>>>

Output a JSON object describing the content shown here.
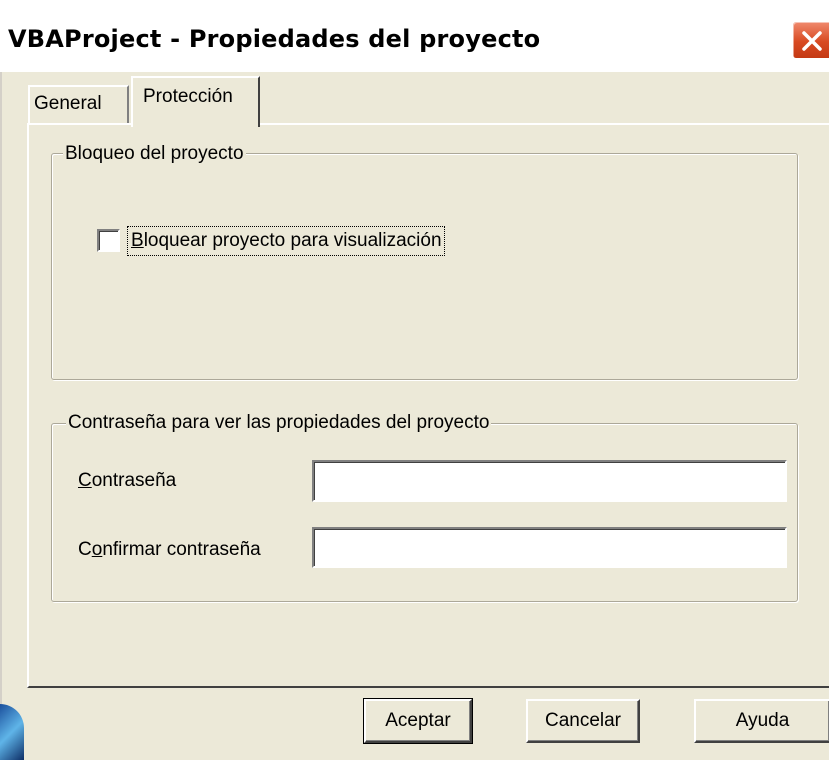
{
  "window": {
    "title": "VBAProject - Propiedades del proyecto",
    "close_icon": "close-icon"
  },
  "tabs": [
    {
      "label": "General",
      "selected": false
    },
    {
      "label": "Protección",
      "selected": true
    }
  ],
  "lock_group": {
    "legend": "Bloqueo del proyecto",
    "checkbox": {
      "label_mnemonic": "B",
      "label_rest": "loquear proyecto para visualización",
      "checked": false
    }
  },
  "password_group": {
    "legend": "Contraseña para ver las propiedades del proyecto",
    "password": {
      "label_mnemonic": "C",
      "label_rest": "ontraseña",
      "value": ""
    },
    "confirm": {
      "label_pre": "C",
      "label_mnemonic": "o",
      "label_rest": "nfirmar contraseña",
      "value": ""
    }
  },
  "buttons": {
    "ok": "Aceptar",
    "cancel": "Cancelar",
    "help": "Ayuda"
  },
  "colors": {
    "dialog_bg": "#ece9d8",
    "close_button": "#d84a22"
  }
}
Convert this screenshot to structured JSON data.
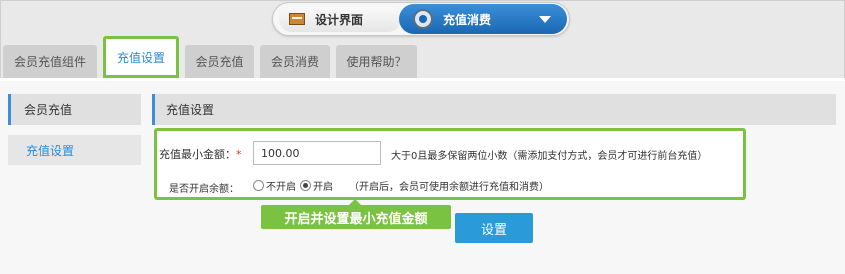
{
  "switcher": {
    "design_label": "设计界面",
    "recharge_label": "充值消费",
    "icons": {
      "design": "design-board-icon",
      "recharge": "gear-icon",
      "dropdown": "chevron-down-icon"
    }
  },
  "tabs": [
    {
      "label": "会员充值组件",
      "active": false
    },
    {
      "label": "充值设置",
      "active": true
    },
    {
      "label": "会员充值",
      "active": false
    },
    {
      "label": "会员消费",
      "active": false
    },
    {
      "label": "使用帮助？",
      "active": false
    }
  ],
  "sidebar": {
    "title": "会员充值",
    "items": [
      {
        "label": "充值设置",
        "active": true
      }
    ]
  },
  "main": {
    "title": "充值设置",
    "form": {
      "min_amount_label": "充值最小金额：",
      "required_mark": "*",
      "min_amount_value": "100.00",
      "min_amount_hint": "大于0且最多保留两位小数（需添加支付方式，会员才可进行前台充值）",
      "balance_label": "是否开启余额：",
      "balance_options": [
        {
          "label": "不开启",
          "checked": false
        },
        {
          "label": "开启",
          "checked": true
        }
      ],
      "balance_hint": "（开启后，会员可使用余额进行充值和消费）"
    },
    "callout": "开启并设置最小充值金额",
    "submit_label": "设置"
  },
  "colors": {
    "accent_blue": "#2a9ad8",
    "highlight_green": "#7ac241",
    "required_red": "#e0302a"
  }
}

<<<

Show each line of the listing that holds the string "JSON".

Output a JSON object describing the content shown here.
Convert this screenshot to structured JSON data.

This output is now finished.